→ **Problem statement**
Below is a listing; copy all of it exactly.

→ **Information shown**
━━━━━━━━━━━━━━━━━━━━━━━━━━━━━━

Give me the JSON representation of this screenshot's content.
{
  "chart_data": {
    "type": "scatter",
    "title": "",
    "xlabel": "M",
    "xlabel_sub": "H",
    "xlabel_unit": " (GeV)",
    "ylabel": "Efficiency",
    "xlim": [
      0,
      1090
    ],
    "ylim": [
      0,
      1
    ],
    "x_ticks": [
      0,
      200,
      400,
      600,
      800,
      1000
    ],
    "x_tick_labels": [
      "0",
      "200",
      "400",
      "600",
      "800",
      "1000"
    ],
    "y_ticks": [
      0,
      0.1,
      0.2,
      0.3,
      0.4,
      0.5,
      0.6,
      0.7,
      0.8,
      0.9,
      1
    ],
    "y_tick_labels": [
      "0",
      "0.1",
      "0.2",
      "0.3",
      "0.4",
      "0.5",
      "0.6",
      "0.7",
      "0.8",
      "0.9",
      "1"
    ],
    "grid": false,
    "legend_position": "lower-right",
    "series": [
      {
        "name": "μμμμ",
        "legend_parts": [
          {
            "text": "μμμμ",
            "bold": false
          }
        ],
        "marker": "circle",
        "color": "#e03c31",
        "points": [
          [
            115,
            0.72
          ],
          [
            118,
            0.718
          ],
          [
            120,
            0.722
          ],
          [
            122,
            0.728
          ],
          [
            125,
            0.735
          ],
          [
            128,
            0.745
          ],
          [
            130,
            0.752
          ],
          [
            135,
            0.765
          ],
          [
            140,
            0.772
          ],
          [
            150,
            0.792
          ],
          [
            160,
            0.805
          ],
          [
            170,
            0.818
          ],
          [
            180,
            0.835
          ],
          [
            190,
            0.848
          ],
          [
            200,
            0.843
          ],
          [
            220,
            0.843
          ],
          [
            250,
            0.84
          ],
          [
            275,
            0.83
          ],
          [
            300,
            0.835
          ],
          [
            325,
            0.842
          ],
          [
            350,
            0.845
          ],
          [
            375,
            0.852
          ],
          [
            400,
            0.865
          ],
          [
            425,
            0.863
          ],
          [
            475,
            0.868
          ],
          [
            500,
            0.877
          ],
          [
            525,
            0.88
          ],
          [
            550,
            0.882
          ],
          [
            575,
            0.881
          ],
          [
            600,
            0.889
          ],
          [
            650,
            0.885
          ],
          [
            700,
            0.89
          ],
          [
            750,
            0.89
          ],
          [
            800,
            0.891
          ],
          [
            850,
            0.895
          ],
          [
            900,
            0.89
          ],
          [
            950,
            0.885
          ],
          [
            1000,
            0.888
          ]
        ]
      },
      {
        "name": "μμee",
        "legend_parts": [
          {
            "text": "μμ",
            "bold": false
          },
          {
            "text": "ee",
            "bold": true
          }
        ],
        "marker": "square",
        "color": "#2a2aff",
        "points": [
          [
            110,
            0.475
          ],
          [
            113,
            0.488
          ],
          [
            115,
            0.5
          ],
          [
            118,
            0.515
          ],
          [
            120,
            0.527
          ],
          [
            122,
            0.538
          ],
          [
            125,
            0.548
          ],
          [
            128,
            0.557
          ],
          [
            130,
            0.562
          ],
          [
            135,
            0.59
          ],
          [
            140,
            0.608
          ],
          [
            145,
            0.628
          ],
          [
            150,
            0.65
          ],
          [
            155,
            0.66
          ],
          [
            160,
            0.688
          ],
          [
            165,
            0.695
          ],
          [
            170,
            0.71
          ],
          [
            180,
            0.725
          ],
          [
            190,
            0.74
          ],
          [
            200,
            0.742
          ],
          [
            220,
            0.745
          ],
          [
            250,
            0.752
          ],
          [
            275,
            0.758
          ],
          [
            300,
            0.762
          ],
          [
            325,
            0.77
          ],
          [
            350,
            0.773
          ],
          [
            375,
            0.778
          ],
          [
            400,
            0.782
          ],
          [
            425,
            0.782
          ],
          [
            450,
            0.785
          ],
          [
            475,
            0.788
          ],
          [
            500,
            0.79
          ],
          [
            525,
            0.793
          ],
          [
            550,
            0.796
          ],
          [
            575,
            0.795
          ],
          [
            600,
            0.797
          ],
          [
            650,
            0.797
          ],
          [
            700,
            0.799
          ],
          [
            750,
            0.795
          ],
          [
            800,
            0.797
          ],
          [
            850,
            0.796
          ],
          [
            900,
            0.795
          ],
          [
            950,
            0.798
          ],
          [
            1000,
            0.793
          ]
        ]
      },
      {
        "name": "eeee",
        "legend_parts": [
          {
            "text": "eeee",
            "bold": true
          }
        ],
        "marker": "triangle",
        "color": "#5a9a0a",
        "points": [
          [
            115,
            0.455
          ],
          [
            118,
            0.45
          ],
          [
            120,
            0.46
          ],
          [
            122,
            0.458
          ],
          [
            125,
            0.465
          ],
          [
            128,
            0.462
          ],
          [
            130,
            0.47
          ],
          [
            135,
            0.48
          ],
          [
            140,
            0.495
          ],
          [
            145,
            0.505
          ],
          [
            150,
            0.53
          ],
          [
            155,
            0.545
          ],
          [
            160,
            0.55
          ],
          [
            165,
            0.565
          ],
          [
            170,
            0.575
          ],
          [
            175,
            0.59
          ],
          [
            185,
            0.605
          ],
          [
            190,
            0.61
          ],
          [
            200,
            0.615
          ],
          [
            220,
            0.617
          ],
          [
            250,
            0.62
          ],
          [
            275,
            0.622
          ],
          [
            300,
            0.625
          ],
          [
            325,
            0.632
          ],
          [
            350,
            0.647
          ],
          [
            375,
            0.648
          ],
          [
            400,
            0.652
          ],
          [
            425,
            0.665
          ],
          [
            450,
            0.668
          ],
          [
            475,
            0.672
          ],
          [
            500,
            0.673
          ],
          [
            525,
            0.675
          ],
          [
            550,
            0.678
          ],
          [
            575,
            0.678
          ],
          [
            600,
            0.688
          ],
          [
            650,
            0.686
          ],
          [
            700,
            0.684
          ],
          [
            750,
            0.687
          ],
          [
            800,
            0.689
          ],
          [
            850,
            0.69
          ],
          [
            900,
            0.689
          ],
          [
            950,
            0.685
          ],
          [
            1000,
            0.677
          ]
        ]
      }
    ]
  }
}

━━━━━━━━━━━━━━━━━━━━━━━━━━━━━━

→ **Response**
Give me the JSON representation of this screenshot's content.
{
  "chart_data": {
    "type": "scatter",
    "title": "",
    "xlabel": "M",
    "xlabel_sub": "H",
    "xlabel_unit": " (GeV)",
    "ylabel": "Efficiency",
    "xlim": [
      0,
      1090
    ],
    "ylim": [
      0,
      1
    ],
    "x_ticks": [
      0,
      200,
      400,
      600,
      800,
      1000
    ],
    "x_tick_labels": [
      "0",
      "200",
      "400",
      "600",
      "800",
      "1000"
    ],
    "y_ticks": [
      0,
      0.1,
      0.2,
      0.3,
      0.4,
      0.5,
      0.6,
      0.7,
      0.8,
      0.9,
      1
    ],
    "y_tick_labels": [
      "0",
      "0.1",
      "0.2",
      "0.3",
      "0.4",
      "0.5",
      "0.6",
      "0.7",
      "0.8",
      "0.9",
      "1"
    ],
    "grid": false,
    "legend_position": "lower-right",
    "series": [
      {
        "name": "μμμμ",
        "legend_parts": [
          {
            "text": "μμμμ",
            "bold": false
          }
        ],
        "marker": "circle",
        "color": "#e03c31",
        "points": [
          [
            115,
            0.72
          ],
          [
            118,
            0.718
          ],
          [
            120,
            0.722
          ],
          [
            122,
            0.728
          ],
          [
            125,
            0.735
          ],
          [
            128,
            0.745
          ],
          [
            130,
            0.752
          ],
          [
            135,
            0.765
          ],
          [
            140,
            0.772
          ],
          [
            150,
            0.792
          ],
          [
            160,
            0.805
          ],
          [
            170,
            0.818
          ],
          [
            180,
            0.835
          ],
          [
            190,
            0.848
          ],
          [
            200,
            0.843
          ],
          [
            220,
            0.843
          ],
          [
            250,
            0.84
          ],
          [
            275,
            0.83
          ],
          [
            300,
            0.835
          ],
          [
            325,
            0.842
          ],
          [
            350,
            0.845
          ],
          [
            375,
            0.852
          ],
          [
            400,
            0.865
          ],
          [
            425,
            0.863
          ],
          [
            475,
            0.868
          ],
          [
            500,
            0.877
          ],
          [
            525,
            0.88
          ],
          [
            550,
            0.882
          ],
          [
            575,
            0.881
          ],
          [
            600,
            0.889
          ],
          [
            650,
            0.885
          ],
          [
            700,
            0.89
          ],
          [
            750,
            0.89
          ],
          [
            800,
            0.891
          ],
          [
            850,
            0.895
          ],
          [
            900,
            0.89
          ],
          [
            950,
            0.885
          ],
          [
            1000,
            0.888
          ]
        ]
      },
      {
        "name": "μμee",
        "legend_parts": [
          {
            "text": "μμ",
            "bold": false
          },
          {
            "text": "ee",
            "bold": true
          }
        ],
        "marker": "square",
        "color": "#2a2aff",
        "points": [
          [
            110,
            0.475
          ],
          [
            113,
            0.488
          ],
          [
            115,
            0.5
          ],
          [
            118,
            0.515
          ],
          [
            120,
            0.527
          ],
          [
            122,
            0.538
          ],
          [
            125,
            0.548
          ],
          [
            128,
            0.557
          ],
          [
            130,
            0.562
          ],
          [
            135,
            0.59
          ],
          [
            140,
            0.608
          ],
          [
            145,
            0.628
          ],
          [
            150,
            0.65
          ],
          [
            155,
            0.66
          ],
          [
            160,
            0.688
          ],
          [
            165,
            0.695
          ],
          [
            170,
            0.71
          ],
          [
            180,
            0.725
          ],
          [
            190,
            0.74
          ],
          [
            200,
            0.742
          ],
          [
            220,
            0.745
          ],
          [
            250,
            0.752
          ],
          [
            275,
            0.758
          ],
          [
            300,
            0.762
          ],
          [
            325,
            0.77
          ],
          [
            350,
            0.773
          ],
          [
            375,
            0.778
          ],
          [
            400,
            0.782
          ],
          [
            425,
            0.782
          ],
          [
            450,
            0.785
          ],
          [
            475,
            0.788
          ],
          [
            500,
            0.79
          ],
          [
            525,
            0.793
          ],
          [
            550,
            0.796
          ],
          [
            575,
            0.795
          ],
          [
            600,
            0.797
          ],
          [
            650,
            0.797
          ],
          [
            700,
            0.799
          ],
          [
            750,
            0.795
          ],
          [
            800,
            0.797
          ],
          [
            850,
            0.796
          ],
          [
            900,
            0.795
          ],
          [
            950,
            0.798
          ],
          [
            1000,
            0.793
          ]
        ]
      },
      {
        "name": "eeee",
        "legend_parts": [
          {
            "text": "eeee",
            "bold": true
          }
        ],
        "marker": "triangle",
        "color": "#5a9a0a",
        "points": [
          [
            115,
            0.455
          ],
          [
            118,
            0.45
          ],
          [
            120,
            0.46
          ],
          [
            122,
            0.458
          ],
          [
            125,
            0.465
          ],
          [
            128,
            0.462
          ],
          [
            130,
            0.47
          ],
          [
            135,
            0.48
          ],
          [
            140,
            0.495
          ],
          [
            145,
            0.505
          ],
          [
            150,
            0.53
          ],
          [
            155,
            0.545
          ],
          [
            160,
            0.55
          ],
          [
            165,
            0.565
          ],
          [
            170,
            0.575
          ],
          [
            175,
            0.59
          ],
          [
            185,
            0.605
          ],
          [
            190,
            0.61
          ],
          [
            200,
            0.615
          ],
          [
            220,
            0.617
          ],
          [
            250,
            0.62
          ],
          [
            275,
            0.622
          ],
          [
            300,
            0.625
          ],
          [
            325,
            0.632
          ],
          [
            350,
            0.647
          ],
          [
            375,
            0.648
          ],
          [
            400,
            0.652
          ],
          [
            425,
            0.665
          ],
          [
            450,
            0.668
          ],
          [
            475,
            0.672
          ],
          [
            500,
            0.673
          ],
          [
            525,
            0.675
          ],
          [
            550,
            0.678
          ],
          [
            575,
            0.678
          ],
          [
            600,
            0.688
          ],
          [
            650,
            0.686
          ],
          [
            700,
            0.684
          ],
          [
            750,
            0.687
          ],
          [
            800,
            0.689
          ],
          [
            850,
            0.69
          ],
          [
            900,
            0.689
          ],
          [
            950,
            0.685
          ],
          [
            1000,
            0.677
          ]
        ]
      }
    ]
  }
}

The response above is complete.